■ **Exercise objective**
Output every record word for word.

(Stored records)

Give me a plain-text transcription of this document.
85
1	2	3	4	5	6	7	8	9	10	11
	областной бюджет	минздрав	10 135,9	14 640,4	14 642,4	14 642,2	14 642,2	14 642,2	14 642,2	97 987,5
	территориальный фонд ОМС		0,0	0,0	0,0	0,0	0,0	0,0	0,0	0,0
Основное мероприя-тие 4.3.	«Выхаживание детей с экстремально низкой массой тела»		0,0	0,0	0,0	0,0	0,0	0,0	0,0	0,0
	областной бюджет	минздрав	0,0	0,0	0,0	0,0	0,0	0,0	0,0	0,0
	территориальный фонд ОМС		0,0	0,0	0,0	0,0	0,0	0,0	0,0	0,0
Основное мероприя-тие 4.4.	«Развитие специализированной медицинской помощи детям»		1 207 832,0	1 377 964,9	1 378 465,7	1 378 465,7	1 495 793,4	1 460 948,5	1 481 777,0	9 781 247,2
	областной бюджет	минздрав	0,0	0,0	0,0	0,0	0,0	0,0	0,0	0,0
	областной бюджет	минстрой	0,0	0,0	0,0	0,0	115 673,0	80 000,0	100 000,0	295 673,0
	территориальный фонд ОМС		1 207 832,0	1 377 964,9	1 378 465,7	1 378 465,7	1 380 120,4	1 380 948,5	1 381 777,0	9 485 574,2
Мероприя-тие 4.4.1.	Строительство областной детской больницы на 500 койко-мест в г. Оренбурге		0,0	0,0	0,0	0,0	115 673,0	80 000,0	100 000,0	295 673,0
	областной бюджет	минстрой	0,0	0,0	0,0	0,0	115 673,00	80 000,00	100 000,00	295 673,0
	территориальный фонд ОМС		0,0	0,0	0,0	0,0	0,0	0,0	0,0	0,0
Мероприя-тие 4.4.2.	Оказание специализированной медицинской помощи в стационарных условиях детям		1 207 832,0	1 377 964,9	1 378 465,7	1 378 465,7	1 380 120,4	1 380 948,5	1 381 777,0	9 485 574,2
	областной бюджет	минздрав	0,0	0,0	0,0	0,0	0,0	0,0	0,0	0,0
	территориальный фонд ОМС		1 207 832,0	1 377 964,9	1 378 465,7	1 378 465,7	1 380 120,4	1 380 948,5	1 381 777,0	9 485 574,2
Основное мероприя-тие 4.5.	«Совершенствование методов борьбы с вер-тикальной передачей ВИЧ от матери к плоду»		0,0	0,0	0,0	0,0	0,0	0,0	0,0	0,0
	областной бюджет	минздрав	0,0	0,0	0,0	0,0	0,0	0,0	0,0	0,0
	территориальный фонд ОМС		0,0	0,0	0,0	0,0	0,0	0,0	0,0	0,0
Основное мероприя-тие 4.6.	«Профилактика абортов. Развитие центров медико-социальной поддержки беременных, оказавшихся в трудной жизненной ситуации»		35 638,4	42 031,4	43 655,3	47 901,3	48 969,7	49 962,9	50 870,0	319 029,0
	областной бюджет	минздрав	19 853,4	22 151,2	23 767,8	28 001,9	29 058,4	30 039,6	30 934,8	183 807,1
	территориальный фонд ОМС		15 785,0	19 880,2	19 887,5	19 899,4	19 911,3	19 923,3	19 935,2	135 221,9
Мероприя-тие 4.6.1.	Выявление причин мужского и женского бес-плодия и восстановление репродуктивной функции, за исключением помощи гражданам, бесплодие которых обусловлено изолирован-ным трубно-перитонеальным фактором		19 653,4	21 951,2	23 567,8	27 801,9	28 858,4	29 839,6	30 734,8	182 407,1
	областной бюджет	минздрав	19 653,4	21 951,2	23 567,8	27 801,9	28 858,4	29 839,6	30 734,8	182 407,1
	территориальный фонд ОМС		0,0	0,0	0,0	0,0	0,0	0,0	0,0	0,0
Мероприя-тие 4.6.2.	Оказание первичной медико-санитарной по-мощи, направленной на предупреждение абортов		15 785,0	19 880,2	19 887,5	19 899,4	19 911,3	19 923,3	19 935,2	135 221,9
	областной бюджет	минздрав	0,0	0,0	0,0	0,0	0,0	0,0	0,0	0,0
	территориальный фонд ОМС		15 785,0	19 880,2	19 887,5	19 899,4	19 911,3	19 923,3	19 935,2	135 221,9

■ **In response**
Give me a plain-text transcription of this document.
85
1	2	3	4	5	6	7	8	9	10	11
	областной бюджет	минздрав	10 135,9	14 640,4	14 642,4	14 642,2	14 642,2	14 642,2	14 642,2	97 987,5
	территориальный фонд ОМС		0,0	0,0	0,0	0,0	0,0	0,0	0,0	0,0
Основное мероприя-тие 4.3.	«Выхаживание детей с экстремально низкой массой тела»		0,0	0,0	0,0	0,0	0,0	0,0	0,0	0,0
	областной бюджет	минздрав	0,0	0,0	0,0	0,0	0,0	0,0	0,0	0,0
	территориальный фонд ОМС		0,0	0,0	0,0	0,0	0,0	0,0	0,0	0,0
Основное мероприя-тие 4.4.	«Развитие специализированной медицинской помощи детям»		1 207 832,0	1 377 964,9	1 378 465,7	1 378 465,7	1 495 793,4	1 460 948,5	1 481 777,0	9 781 247,2
	областной бюджет	минздрав	0,0	0,0	0,0	0,0	0,0	0,0	0,0	0,0
	областной бюджет	минстрой	0,0	0,0	0,0	0,0	115 673,0	80 000,0	100 000,0	295 673,0
	территориальный фонд ОМС		1 207 832,0	1 377 964,9	1 378 465,7	1 378 465,7	1 380 120,4	1 380 948,5	1 381 777,0	9 485 574,2
Мероприя-тие 4.4.1.	Строительство областной детской больницы на 500 койко-мест в г. Оренбурге		0,0	0,0	0,0	0,0	115 673,0	80 000,0	100 000,0	295 673,0
	областной бюджет	минстрой	0,0	0,0	0,0	0,0	115 673,00	80 000,00	100 000,00	295 673,0
	территориальный фонд ОМС		0,0	0,0	0,0	0,0	0,0	0,0	0,0	0,0
Мероприя-тие 4.4.2.	Оказание специализированной медицинской помощи в стационарных условиях детям		1 207 832,0	1 377 964,9	1 378 465,7	1 378 465,7	1 380 120,4	1 380 948,5	1 381 777,0	9 485 574,2
	областной бюджет	минздрав	0,0	0,0	0,0	0,0	0,0	0,0	0,0	0,0
	территориальный фонд ОМС		1 207 832,0	1 377 964,9	1 378 465,7	1 378 465,7	1 380 120,4	1 380 948,5	1 381 777,0	9 485 574,2
Основное мероприя-тие 4.5.	«Совершенствование методов борьбы с вер-тикальной передачей ВИЧ от матери к плоду»		0,0	0,0	0,0	0,0	0,0	0,0	0,0	0,0
	областной бюджет	минздрав	0,0	0,0	0,0	0,0	0,0	0,0	0,0	0,0
	территориальный фонд ОМС		0,0	0,0	0,0	0,0	0,0	0,0	0,0	0,0
Основное мероприя-тие 4.6.	«Профилактика абортов. Развитие центров медико-социальной поддержки беременных, оказавшихся в трудной жизненной ситуации»		35 638,4	42 031,4	43 655,3	47 901,3	48 969,7	49 962,9	50 870,0	319 029,0
	областной бюджет	минздрав	19 853,4	22 151,2	23 767,8	28 001,9	29 058,4	30 039,6	30 934,8	183 807,1
	территориальный фонд ОМС		15 785,0	19 880,2	19 887,5	19 899,4	19 911,3	19 923,3	19 935,2	135 221,9
Мероприя-тие 4.6.1.	Выявление причин мужского и женского бес-плодия и восстановление репродуктивной функции, за исключением помощи гражданам, бесплодие которых обусловлено изолирован-ным трубно-перитонеальным фактором		19 653,4	21 951,2	23 567,8	27 801,9	28 858,4	29 839,6	30 734,8	182 407,1
	областной бюджет	минздрав	19 653,4	21 951,2	23 567,8	27 801,9	28 858,4	29 839,6	30 734,8	182 407,1
	территориальный фонд ОМС		0,0	0,0	0,0	0,0	0,0	0,0	0,0	0,0
Мероприя-тие 4.6.2.	Оказание первичной медико-санитарной по-мощи, направленной на предупреждение абортов		15 785,0	19 880,2	19 887,5	19 899,4	19 911,3	19 923,3	19 935,2	135 221,9
	областной бюджет	минздрав	0,0	0,0	0,0	0,0	0,0	0,0	0,0	0,0
	территориальный фонд ОМС		15 785,0	19 880,2	19 887,5	19 899,4	19 911,3	19 923,3	19 935,2	135 221,9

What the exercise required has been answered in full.